● **THE REQUEST**
Report the number of lines in these entries that contain "document". Write only the number.

● **RECORD LIST**
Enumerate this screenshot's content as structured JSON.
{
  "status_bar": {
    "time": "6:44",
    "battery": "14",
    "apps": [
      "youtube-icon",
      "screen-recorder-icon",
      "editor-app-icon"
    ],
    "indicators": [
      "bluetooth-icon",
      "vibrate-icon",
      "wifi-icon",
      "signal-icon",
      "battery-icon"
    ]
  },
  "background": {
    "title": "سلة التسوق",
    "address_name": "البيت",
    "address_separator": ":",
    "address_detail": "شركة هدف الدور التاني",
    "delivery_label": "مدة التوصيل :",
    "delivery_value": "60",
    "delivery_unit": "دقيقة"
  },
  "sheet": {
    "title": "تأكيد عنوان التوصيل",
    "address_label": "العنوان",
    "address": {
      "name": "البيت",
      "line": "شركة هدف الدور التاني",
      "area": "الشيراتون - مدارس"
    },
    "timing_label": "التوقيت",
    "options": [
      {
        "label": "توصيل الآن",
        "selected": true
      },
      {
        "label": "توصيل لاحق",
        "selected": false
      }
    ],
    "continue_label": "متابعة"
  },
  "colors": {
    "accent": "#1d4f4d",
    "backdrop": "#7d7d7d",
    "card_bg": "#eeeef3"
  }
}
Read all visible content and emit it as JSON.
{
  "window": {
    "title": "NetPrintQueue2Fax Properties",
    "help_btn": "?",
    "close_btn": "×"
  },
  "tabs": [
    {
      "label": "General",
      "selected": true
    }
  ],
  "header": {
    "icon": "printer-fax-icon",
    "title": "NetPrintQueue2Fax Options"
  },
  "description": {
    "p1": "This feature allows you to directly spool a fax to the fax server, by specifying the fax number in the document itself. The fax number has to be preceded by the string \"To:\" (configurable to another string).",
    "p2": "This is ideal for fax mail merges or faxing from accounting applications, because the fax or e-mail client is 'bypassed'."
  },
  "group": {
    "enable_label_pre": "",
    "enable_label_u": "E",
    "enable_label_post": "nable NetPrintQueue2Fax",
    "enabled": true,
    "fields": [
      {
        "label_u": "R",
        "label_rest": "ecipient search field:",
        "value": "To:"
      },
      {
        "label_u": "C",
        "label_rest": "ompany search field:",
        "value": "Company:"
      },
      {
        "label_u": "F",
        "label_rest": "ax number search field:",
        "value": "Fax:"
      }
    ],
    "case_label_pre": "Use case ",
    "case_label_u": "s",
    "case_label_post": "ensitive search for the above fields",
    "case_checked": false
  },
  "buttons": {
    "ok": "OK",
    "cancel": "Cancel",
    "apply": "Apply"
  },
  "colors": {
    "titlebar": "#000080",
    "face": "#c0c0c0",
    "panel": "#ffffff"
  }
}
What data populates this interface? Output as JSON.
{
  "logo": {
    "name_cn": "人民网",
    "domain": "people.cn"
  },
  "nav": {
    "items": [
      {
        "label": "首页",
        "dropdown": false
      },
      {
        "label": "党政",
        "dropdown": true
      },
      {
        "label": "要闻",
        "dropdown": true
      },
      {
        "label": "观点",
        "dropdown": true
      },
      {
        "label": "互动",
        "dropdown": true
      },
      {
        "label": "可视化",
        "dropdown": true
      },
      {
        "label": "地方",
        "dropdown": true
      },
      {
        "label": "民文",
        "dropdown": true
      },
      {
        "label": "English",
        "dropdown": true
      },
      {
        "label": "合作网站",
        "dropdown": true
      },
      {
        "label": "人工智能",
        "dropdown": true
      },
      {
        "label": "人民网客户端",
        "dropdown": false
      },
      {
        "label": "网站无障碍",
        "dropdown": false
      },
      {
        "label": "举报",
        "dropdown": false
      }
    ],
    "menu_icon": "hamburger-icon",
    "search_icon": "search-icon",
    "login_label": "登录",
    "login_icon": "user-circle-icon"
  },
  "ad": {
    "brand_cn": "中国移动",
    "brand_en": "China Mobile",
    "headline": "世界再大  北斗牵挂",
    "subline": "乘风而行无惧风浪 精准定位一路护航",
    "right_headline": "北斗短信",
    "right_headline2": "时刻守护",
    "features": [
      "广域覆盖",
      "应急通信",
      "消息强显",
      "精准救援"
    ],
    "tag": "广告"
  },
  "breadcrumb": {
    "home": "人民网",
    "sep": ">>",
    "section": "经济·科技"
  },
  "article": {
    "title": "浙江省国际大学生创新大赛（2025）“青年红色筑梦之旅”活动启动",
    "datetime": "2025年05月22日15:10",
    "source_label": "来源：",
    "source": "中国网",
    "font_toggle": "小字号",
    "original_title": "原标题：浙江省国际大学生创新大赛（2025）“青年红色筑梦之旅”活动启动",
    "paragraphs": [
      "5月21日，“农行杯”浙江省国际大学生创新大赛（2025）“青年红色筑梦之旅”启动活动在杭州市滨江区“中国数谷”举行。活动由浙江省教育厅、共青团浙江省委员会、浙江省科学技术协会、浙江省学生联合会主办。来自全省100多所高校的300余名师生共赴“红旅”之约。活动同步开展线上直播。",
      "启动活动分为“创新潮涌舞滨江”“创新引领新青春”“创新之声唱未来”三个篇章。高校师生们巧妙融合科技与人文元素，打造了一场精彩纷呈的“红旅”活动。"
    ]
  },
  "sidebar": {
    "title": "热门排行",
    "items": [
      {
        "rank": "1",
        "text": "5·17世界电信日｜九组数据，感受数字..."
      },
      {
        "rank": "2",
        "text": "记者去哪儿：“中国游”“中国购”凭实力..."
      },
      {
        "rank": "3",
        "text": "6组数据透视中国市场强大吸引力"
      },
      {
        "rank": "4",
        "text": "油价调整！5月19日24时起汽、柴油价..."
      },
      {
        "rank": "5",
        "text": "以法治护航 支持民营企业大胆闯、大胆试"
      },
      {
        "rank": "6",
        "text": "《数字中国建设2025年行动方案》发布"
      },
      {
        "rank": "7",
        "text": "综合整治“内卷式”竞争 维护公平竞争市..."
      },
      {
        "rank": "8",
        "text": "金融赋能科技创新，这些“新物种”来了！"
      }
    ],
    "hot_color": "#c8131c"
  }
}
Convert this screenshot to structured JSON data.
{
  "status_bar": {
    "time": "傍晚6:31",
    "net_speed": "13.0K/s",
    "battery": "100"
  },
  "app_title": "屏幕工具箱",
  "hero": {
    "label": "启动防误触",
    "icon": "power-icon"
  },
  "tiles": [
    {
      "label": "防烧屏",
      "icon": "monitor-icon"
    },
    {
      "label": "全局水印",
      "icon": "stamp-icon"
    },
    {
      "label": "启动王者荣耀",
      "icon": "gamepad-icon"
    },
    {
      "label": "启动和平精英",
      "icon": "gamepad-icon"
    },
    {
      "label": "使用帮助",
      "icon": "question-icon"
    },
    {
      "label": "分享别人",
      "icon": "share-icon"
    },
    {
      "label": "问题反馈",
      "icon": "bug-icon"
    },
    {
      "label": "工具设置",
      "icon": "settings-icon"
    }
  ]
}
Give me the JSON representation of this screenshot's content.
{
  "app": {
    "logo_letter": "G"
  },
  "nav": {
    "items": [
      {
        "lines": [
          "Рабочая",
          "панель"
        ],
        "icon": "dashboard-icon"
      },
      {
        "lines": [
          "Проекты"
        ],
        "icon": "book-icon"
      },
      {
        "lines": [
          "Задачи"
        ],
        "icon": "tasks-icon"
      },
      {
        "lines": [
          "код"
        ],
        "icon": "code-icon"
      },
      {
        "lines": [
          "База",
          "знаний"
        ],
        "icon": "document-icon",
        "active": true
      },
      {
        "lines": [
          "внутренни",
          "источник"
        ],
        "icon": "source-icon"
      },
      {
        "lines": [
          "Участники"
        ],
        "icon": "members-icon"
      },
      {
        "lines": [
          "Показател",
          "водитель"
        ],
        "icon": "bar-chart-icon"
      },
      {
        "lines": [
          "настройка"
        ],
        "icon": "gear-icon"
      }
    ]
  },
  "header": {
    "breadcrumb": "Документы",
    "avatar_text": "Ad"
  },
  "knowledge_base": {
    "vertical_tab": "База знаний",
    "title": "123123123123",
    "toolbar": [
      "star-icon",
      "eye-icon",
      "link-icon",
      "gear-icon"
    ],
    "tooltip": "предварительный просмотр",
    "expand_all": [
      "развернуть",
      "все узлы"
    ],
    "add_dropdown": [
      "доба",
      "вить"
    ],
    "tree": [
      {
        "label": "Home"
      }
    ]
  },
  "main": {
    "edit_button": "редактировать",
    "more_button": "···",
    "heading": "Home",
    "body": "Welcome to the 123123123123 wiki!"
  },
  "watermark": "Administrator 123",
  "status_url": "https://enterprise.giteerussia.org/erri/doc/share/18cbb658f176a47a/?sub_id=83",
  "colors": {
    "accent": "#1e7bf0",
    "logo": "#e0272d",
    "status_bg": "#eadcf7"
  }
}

● **ANSWER TO THIS EXERCISE**
2